TEXT PASSAGE:
** START **

The intrinsic property of the electron is to be in motion—the electron has the intrinsic linear momentum. Now we have the electron in an atom. The electron does not move in one direction only because the Coulomb force acting from the right angle changes its direction, and so the electron revolves around a nucleus.

At this situation, the electron cannot fall into a nucleus since the Coulomb force is constant there, and so this force keeps the constant radius of an orbit. Yet, the direction of the linear momentum does not point to a nucleus. So is according to nature.

Nature does not allow to have the reaction: the electron + proton = neutron. The natural process runs in the reverse direction—the neutron decays to the electron and the proton (+ neutrino and photons). So is the one-way process, since an entropy cannot be returned.

Certainly, strange conditions exist in the universe that may overcome this natural process. We have stars, let’s have the sun. There run nuclear reactions like a proton plus a proton and so on. What brings then together is gravitation, and so the extreme pressure on atoms of hydrogen. Mathematical logic due to the Coulomb Law says that the electrons are pushed in protons to form neutrons there. However, it is not so. The atoms are stripped and form a plasma of protons and a ‘cloud’ of electrons. The additional pressure on the plasma causes the nuclear fusion.

** END **

EXTRACTED INFORMATION:
** START **

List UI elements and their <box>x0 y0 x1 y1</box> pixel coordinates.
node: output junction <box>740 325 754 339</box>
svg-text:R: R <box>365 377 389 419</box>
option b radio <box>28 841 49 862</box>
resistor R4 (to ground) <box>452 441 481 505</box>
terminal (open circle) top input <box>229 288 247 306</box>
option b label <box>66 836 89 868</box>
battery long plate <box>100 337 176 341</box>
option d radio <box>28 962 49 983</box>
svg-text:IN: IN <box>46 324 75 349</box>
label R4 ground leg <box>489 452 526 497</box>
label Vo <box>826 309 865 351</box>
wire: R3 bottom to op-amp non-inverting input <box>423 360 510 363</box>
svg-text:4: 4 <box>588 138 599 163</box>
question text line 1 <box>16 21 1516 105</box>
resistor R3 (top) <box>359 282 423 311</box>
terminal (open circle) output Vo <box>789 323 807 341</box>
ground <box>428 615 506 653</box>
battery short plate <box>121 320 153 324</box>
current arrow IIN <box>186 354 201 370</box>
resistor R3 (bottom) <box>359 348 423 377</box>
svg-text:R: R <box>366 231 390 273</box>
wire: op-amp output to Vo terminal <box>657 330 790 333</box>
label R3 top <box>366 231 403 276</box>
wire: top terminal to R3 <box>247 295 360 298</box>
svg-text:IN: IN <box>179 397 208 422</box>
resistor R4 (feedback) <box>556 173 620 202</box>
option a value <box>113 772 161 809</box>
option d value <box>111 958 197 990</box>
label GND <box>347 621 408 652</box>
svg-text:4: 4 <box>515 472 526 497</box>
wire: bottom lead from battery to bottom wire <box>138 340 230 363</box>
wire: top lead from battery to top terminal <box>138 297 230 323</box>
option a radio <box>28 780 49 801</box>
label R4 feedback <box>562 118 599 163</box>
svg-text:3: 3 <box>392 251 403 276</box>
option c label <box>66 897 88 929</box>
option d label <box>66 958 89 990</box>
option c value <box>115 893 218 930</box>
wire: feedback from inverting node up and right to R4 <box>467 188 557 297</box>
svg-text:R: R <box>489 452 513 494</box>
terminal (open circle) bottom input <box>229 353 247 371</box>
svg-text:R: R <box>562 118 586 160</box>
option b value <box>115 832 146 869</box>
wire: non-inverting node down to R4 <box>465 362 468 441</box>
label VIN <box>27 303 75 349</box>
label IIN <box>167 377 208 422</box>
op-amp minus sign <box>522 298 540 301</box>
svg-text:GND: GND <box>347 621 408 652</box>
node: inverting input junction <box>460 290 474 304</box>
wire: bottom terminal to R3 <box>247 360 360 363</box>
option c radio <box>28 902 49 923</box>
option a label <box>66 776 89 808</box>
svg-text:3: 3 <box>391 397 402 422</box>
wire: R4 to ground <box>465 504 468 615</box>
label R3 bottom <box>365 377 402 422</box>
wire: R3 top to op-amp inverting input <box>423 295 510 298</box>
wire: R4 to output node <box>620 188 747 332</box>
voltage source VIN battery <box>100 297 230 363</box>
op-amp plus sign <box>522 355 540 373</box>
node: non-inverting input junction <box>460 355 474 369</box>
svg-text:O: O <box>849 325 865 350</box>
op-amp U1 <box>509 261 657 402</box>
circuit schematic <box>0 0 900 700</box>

** END **
** START **

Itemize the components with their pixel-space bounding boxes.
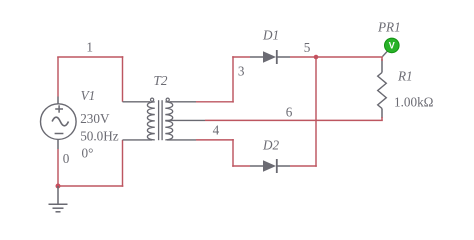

** END **

SET OF TASKS:
- a) In the electron passage, list every particle named in the paragraph about the neutron's decay.
- b) Copy the electron passage from "Nature does not" to "cannot be returned.", renaming "one-way process" to "irreversible process".

ANSWERS IN ORDER:
- a) electron, proton, neutron, neutrino, photons

- b)
Nature does not allow to have the reaction: the electron + proton = neutron. The natural process runs in the reverse direction—the neutron decays to the electron and the proton (+ neutrino and photons). So is the irreversible process, since an entropy cannot be returned.